• **Exercise details**: Search the listing below for the word "text" and copy each line that holds it.

• **Data rows**:
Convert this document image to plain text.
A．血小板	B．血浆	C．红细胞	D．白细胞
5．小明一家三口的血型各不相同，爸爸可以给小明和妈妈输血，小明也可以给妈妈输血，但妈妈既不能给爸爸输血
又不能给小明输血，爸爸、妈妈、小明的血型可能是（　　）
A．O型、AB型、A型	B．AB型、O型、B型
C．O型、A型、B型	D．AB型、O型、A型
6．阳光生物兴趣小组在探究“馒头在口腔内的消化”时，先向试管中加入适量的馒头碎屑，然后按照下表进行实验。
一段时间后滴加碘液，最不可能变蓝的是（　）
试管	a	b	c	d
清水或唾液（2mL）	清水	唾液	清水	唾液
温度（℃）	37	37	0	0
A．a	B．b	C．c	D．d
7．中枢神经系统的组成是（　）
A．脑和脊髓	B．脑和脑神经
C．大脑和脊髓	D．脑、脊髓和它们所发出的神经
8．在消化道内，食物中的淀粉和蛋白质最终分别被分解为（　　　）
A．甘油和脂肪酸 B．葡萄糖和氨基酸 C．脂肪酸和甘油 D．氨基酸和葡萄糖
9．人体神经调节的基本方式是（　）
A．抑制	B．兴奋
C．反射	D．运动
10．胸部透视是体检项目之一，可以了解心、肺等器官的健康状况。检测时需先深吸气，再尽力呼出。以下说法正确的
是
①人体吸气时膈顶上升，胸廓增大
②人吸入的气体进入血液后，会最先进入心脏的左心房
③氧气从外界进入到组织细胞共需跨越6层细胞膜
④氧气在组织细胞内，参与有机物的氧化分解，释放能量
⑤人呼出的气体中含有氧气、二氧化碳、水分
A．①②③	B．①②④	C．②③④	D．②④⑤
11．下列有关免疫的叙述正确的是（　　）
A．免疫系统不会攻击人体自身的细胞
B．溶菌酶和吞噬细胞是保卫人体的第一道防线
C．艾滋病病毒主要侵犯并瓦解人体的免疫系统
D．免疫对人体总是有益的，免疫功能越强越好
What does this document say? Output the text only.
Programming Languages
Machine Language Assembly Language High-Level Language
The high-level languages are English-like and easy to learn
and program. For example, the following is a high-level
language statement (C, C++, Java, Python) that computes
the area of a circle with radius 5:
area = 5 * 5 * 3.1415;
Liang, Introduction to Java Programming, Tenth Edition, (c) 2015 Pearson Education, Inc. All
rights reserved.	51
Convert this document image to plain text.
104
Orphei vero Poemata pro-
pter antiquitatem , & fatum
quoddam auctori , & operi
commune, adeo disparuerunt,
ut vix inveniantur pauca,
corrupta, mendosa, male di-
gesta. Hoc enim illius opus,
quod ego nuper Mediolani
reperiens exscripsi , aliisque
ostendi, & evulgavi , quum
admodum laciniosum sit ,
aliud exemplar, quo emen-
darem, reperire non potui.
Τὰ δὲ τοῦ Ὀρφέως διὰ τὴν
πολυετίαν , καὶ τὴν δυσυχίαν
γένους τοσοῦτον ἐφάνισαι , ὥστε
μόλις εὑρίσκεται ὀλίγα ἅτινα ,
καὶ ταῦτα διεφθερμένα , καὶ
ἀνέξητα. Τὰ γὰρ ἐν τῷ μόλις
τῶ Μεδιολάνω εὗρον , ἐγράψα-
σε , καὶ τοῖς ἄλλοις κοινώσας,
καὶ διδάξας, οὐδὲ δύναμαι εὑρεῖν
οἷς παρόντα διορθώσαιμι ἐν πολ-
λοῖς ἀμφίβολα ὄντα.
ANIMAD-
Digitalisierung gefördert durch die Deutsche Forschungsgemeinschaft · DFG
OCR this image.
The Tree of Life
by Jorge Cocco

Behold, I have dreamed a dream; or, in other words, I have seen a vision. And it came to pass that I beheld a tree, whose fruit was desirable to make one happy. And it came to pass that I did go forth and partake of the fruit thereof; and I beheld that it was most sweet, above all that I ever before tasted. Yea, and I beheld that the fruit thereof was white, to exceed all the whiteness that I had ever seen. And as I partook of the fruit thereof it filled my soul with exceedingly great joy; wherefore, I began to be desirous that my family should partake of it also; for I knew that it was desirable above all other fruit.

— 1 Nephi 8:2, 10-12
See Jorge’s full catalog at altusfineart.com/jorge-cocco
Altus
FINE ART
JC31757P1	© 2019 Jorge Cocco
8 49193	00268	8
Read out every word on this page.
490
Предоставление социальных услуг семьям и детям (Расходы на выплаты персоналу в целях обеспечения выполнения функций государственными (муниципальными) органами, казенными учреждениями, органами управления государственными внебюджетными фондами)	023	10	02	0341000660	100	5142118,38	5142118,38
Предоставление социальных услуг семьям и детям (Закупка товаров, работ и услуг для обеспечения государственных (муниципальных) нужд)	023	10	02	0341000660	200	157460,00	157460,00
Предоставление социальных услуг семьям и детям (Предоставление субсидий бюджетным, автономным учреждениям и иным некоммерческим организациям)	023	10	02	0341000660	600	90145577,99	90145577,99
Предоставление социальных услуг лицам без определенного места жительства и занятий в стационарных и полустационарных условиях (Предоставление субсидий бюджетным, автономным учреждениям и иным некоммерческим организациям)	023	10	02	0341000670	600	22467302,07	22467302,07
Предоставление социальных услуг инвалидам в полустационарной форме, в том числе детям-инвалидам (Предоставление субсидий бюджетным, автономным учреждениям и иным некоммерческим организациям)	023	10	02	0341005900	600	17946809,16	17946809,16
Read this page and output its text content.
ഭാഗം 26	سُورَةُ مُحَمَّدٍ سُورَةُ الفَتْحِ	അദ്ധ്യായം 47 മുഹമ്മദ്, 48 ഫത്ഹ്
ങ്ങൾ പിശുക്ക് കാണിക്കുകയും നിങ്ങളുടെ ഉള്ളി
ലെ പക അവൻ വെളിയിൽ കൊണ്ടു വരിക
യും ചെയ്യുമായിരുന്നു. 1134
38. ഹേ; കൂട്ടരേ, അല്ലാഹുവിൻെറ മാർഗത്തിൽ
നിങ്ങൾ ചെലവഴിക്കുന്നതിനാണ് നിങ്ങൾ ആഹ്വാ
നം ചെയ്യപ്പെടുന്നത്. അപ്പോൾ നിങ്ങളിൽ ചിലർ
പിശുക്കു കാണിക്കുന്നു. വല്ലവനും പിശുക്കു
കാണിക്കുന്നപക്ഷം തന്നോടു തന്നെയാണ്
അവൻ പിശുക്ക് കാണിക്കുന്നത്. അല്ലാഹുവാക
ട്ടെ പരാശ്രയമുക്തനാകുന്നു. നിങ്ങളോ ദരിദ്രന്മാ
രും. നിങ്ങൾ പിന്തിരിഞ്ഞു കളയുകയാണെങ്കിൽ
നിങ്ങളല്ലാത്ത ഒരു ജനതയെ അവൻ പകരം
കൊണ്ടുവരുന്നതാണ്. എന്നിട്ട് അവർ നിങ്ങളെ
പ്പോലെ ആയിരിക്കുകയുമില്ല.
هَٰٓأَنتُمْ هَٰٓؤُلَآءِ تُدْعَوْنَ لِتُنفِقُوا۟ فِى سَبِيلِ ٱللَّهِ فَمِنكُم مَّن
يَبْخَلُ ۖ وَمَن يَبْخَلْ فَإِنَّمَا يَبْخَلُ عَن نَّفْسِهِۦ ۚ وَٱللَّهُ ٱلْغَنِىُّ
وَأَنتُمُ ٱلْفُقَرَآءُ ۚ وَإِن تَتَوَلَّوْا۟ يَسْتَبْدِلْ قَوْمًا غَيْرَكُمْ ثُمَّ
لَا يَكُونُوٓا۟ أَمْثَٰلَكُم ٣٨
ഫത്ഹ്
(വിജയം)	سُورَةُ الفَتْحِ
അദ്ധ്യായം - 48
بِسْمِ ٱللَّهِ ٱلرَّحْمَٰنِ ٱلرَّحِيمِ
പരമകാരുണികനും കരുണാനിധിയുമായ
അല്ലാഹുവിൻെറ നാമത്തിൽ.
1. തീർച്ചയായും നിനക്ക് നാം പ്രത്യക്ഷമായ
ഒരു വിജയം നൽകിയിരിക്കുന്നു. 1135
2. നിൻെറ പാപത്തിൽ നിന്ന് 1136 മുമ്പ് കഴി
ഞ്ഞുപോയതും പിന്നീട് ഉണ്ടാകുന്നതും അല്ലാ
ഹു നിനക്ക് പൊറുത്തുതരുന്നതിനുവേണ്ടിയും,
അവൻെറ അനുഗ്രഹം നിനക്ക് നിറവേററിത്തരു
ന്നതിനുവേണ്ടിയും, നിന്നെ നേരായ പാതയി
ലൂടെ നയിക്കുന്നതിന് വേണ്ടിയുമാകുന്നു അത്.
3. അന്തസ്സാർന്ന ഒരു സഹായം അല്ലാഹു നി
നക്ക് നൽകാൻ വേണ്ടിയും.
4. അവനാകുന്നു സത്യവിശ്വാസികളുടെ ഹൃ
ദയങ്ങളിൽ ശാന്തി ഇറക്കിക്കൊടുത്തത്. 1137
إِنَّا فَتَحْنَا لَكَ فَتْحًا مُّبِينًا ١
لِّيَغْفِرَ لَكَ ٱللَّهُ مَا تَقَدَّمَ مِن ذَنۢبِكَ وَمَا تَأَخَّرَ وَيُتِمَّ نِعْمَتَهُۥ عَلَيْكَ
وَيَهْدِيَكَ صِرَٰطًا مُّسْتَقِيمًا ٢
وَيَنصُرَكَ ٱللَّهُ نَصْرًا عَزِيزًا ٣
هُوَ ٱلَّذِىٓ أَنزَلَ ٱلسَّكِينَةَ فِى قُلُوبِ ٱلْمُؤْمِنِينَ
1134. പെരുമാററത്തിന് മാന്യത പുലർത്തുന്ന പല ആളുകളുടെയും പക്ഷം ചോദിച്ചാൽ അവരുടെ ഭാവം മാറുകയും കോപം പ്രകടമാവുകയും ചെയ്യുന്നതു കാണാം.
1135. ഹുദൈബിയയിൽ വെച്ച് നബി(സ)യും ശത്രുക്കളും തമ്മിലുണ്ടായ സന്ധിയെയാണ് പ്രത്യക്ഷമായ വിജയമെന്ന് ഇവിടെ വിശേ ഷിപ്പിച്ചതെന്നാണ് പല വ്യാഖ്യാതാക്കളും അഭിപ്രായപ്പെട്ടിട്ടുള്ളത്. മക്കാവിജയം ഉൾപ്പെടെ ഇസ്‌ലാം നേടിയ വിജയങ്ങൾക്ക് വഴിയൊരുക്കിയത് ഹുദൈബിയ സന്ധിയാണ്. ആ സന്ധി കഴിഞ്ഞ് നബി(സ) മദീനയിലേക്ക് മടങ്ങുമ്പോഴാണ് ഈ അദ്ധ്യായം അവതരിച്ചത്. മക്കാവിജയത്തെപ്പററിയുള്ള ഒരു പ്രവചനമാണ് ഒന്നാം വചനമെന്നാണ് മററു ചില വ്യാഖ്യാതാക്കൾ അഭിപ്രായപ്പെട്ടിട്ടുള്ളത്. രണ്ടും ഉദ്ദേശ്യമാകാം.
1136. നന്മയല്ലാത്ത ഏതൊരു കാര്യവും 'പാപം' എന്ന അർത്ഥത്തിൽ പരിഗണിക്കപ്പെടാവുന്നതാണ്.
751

• **Response**:
Convert this document image to plain text.
What does this document say? Output the text only.
Convert this document image to plain text.
Read this page and output its text content.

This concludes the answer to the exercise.